Short task: Transcribe the records below in full; pictures stay out of the copy.

Excerpt from a dataset:

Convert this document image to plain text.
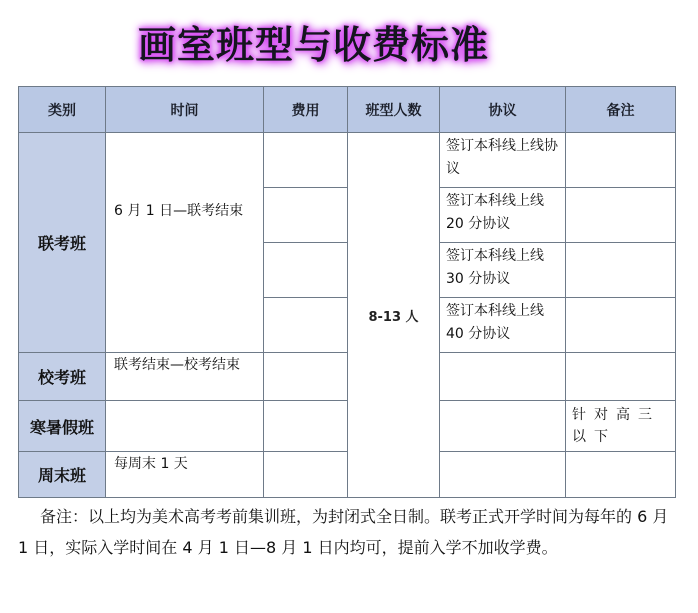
画室班型与收费标准
类别	时间	费用	班型人数	协议	备注
联考班	6 月 1 日—联考结束		8-13 人	签订本科线上线协议	
				签订本科线上线 20 分协议	
				签订本科线上线 30 分协议	
				签订本科线上线 40 分协议	
校考班	联考结束—校考结束				
寒暑假班					针对高三以下
周末班	每周末 1 天				
备注：以上均为美术高考考前集训班，为封闭式全日制。联考正式开学时间为每年的 6 月 1 日，实际入学时间在 4 月 1 日—8 月 1 日内均可，提前入学不加收学费。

Response:
Convert this document image to plain text.
画室班型与收费标准
类别	时间	费用	班型人数	协议	备注
联考班	6 月 1 日—联考结束		8-13 人	签订本科线上线协议	
				签订本科线上线 20 分协议	
				签订本科线上线 30 分协议	
				签订本科线上线 40 分协议	
校考班	联考结束—校考结束				
寒暑假班					针对高三以下
周末班	每周末 1 天				
备注：以上均为美术高考考前集训班，为封闭式全日制。联考正式开学时间为每年的 6 月 1 日，实际入学时间在 4 月 1 日—8 月 1 日内均可，提前入学不加收学费。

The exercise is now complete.